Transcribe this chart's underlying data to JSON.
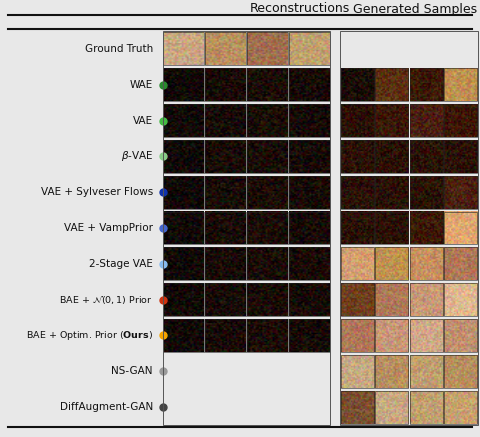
{
  "background_color": "#e8e8e8",
  "header_line_color": "#111111",
  "col_headers": [
    "Reconstructions",
    "Generated Samples"
  ],
  "rows": [
    {
      "label": "Ground Truth",
      "dot_color": null,
      "has_recon": true,
      "has_gen": false
    },
    {
      "label": "WAE",
      "dot_color": "#2a8a30",
      "has_recon": true,
      "has_gen": true
    },
    {
      "label": "VAE",
      "dot_color": "#44bb44",
      "has_recon": true,
      "has_gen": true
    },
    {
      "label": "$\\beta$-VAE",
      "dot_color": "#88cc88",
      "has_recon": true,
      "has_gen": true
    },
    {
      "label": "VAE + Sylveser Flows",
      "dot_color": "#1133aa",
      "has_recon": true,
      "has_gen": true
    },
    {
      "label": "VAE + VampPrior",
      "dot_color": "#4466cc",
      "has_recon": true,
      "has_gen": true
    },
    {
      "label": "2-Stage VAE",
      "dot_color": "#88bbee",
      "has_recon": true,
      "has_gen": true
    },
    {
      "label": "BAE + $\\mathcal{N}(0, 1)$ Prior",
      "dot_color": "#cc3311",
      "has_recon": true,
      "has_gen": true
    },
    {
      "label": "BAE + Optim. Prior (\\textbf{Ours})",
      "dot_color": "#f5a500",
      "has_recon": true,
      "has_gen": true
    },
    {
      "label": "NS-GAN",
      "dot_color": "#999999",
      "has_recon": false,
      "has_gen": true
    },
    {
      "label": "DiffAugment-GAN",
      "dot_color": "#444444",
      "has_recon": false,
      "has_gen": true
    }
  ],
  "recon_face_colors": [
    [
      "#c8a882",
      "#b89060",
      "#a07050",
      "#c0a070"
    ],
    [
      "#100500",
      "#180800",
      "#1a0a00",
      "#160700"
    ],
    [
      "#100500",
      "#180800",
      "#1a0a00",
      "#160700"
    ],
    [
      "#100500",
      "#180800",
      "#1a0a00",
      "#160700"
    ],
    [
      "#100500",
      "#180800",
      "#1a0a00",
      "#160700"
    ],
    [
      "#100500",
      "#180800",
      "#1a0a00",
      "#160700"
    ],
    [
      "#100500",
      "#180800",
      "#1a0a00",
      "#160700"
    ],
    [
      "#100500",
      "#180800",
      "#1a0a00",
      "#160700"
    ],
    [
      "#100500",
      "#180800",
      "#1a0a00",
      "#160700"
    ]
  ],
  "gen_face_colors": [
    [
      "#1a0800",
      "#5a3010",
      "#3a1800",
      "#c09050"
    ],
    [
      "#2a1000",
      "#3a1800",
      "#4a2010",
      "#3a1800"
    ],
    [
      "#2a1000",
      "#2a1000",
      "#2a1200",
      "#2a1000"
    ],
    [
      "#2a1000",
      "#2a1000",
      "#2a1200",
      "#4a2010"
    ],
    [
      "#2a1000",
      "#2a1000",
      "#3a1800",
      "#e0a870"
    ],
    [
      "#d4a070",
      "#c09050",
      "#c89060",
      "#b07858"
    ],
    [
      "#704020",
      "#b07858",
      "#c89878",
      "#e0b890"
    ],
    [
      "#b07858",
      "#c89878",
      "#d0a888",
      "#c09070"
    ],
    [
      "#c8a882",
      "#b89060",
      "#c0a070",
      "#b89060"
    ],
    [
      "#7a5030",
      "#c8a882",
      "#c0a070",
      "#c8a070"
    ]
  ],
  "figsize": [
    4.8,
    4.37
  ],
  "dpi": 100
}
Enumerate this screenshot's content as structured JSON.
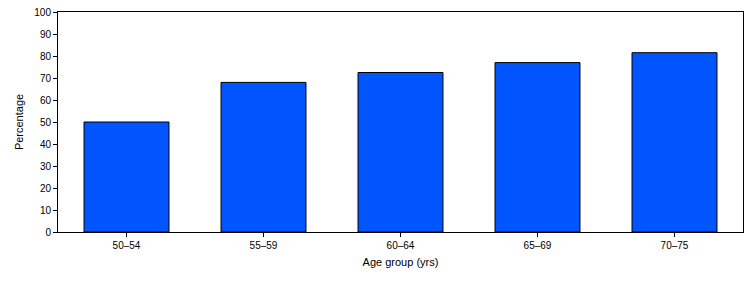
{
  "chart_data": {
    "type": "bar",
    "x_label": "Age group (yrs)",
    "y_label": "Percentage",
    "categories": [
      "50–54",
      "55–59",
      "60–64",
      "65–69",
      "70–75"
    ],
    "values": [
      50,
      68,
      72.5,
      77,
      81.5
    ],
    "color": "#0055ff",
    "ylim": [
      0,
      100
    ],
    "yticks": [
      0,
      10,
      20,
      30,
      40,
      50,
      60,
      70,
      80,
      90,
      100
    ],
    "grid": false
  }
}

Challenge – Report how many lines of the entries hold the word "this". Nothing else is needed.

Answer for the task – 2